**WHAT THIS TASK INVOLVES:** Collect each line containing "biexponential".

**** EXTRACTED DATA ****

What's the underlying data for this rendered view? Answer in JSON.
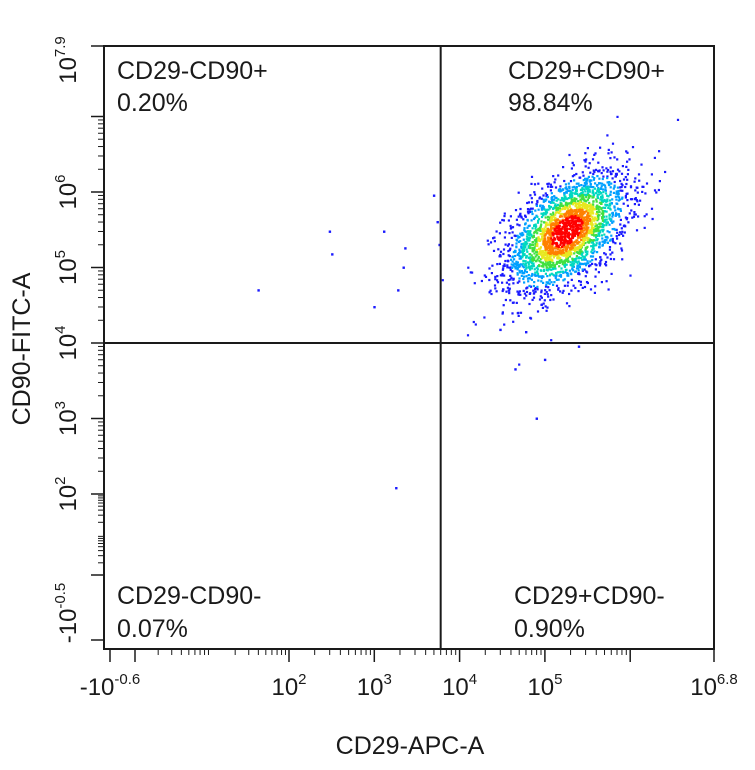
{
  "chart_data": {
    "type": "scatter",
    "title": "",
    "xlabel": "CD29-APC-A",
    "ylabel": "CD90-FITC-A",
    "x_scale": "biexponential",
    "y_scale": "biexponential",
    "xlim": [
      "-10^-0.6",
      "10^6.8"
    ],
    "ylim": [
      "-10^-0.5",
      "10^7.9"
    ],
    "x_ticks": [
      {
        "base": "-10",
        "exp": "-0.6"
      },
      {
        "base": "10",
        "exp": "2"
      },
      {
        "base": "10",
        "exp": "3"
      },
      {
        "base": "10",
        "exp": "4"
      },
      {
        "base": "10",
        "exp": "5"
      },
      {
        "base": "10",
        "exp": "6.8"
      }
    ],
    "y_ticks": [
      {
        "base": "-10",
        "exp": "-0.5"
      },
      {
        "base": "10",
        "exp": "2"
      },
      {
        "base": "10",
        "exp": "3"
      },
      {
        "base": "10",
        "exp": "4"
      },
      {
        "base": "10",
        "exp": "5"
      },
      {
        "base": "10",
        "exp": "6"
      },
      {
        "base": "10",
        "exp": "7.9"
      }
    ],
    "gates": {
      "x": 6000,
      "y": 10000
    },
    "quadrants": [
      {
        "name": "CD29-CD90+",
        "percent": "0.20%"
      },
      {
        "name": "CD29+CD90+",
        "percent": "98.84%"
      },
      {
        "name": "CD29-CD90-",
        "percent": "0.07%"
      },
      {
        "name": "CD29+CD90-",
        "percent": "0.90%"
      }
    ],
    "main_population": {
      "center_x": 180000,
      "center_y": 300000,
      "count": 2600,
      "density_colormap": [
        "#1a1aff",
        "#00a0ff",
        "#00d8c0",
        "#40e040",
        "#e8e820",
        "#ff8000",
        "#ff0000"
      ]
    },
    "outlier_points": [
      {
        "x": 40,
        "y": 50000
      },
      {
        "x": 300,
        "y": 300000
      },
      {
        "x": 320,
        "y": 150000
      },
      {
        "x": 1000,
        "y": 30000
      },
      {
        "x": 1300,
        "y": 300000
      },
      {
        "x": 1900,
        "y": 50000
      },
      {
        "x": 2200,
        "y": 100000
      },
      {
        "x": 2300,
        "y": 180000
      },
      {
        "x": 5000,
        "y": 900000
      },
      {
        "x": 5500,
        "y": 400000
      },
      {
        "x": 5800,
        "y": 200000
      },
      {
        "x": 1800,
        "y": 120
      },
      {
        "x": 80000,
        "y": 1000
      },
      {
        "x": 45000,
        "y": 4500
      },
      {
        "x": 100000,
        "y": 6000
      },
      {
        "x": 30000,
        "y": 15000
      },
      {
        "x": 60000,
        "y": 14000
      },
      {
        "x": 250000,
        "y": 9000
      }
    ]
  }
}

****
**** EXTRACTED DATA ****

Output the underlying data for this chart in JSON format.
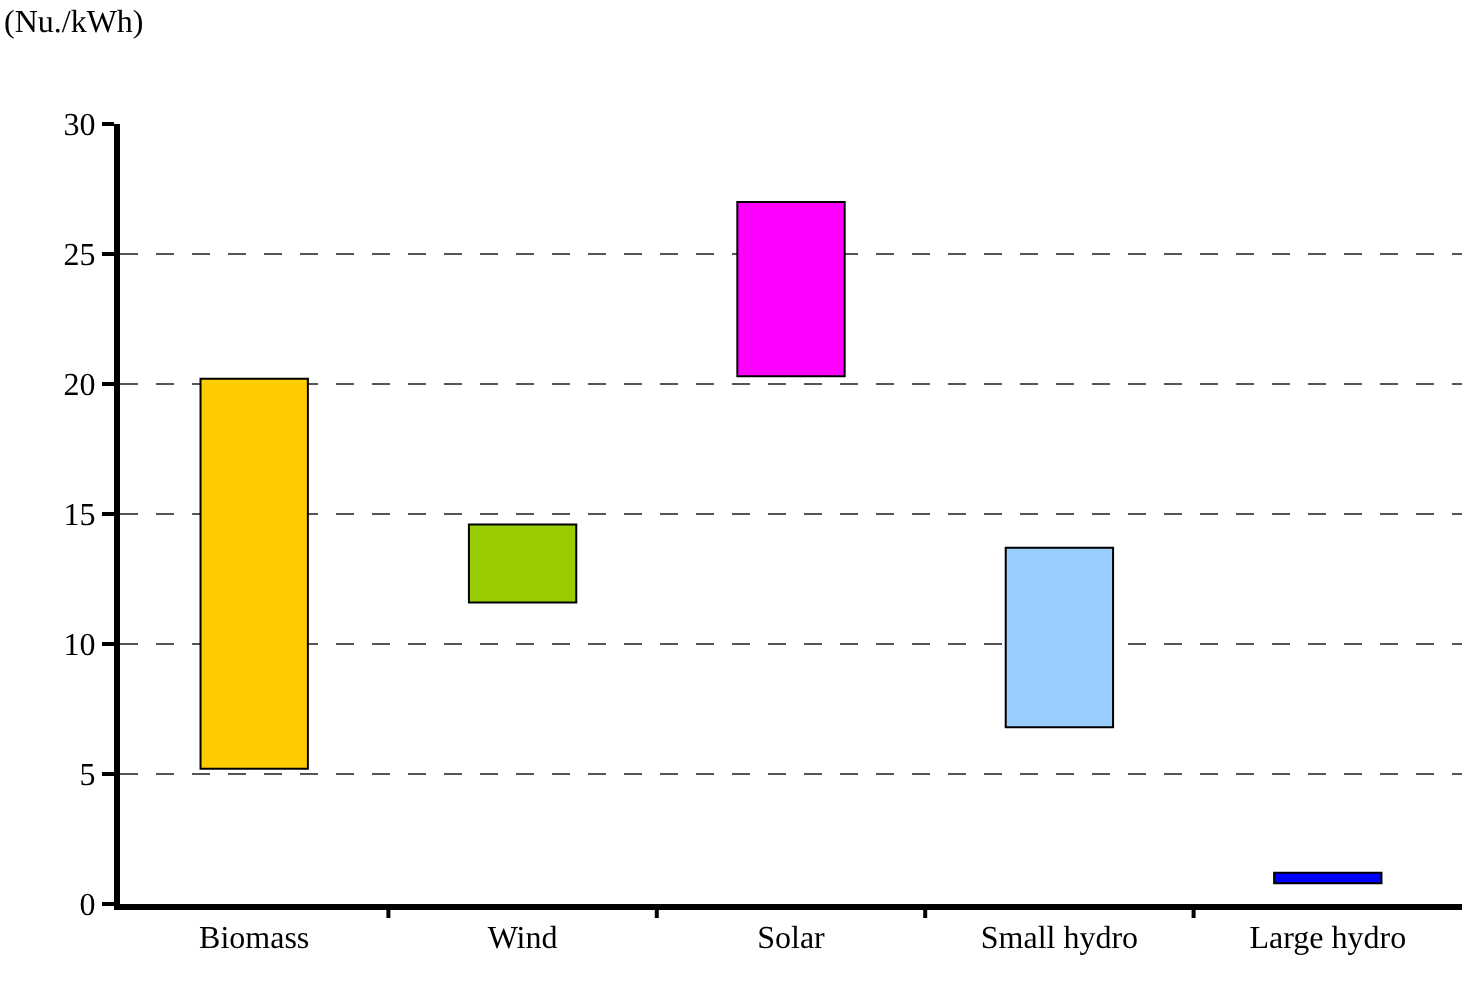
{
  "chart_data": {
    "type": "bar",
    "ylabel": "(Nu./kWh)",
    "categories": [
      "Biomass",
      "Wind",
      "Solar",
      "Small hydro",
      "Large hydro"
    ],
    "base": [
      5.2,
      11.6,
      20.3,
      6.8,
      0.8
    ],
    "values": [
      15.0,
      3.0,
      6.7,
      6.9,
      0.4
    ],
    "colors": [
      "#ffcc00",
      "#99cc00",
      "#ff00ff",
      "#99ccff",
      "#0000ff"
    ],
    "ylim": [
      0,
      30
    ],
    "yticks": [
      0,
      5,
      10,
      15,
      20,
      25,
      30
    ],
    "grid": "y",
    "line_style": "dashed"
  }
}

****

**SOLVED PROBLEM:**
    "x_scale": "biexponential",
    "y_scale": "biexponential",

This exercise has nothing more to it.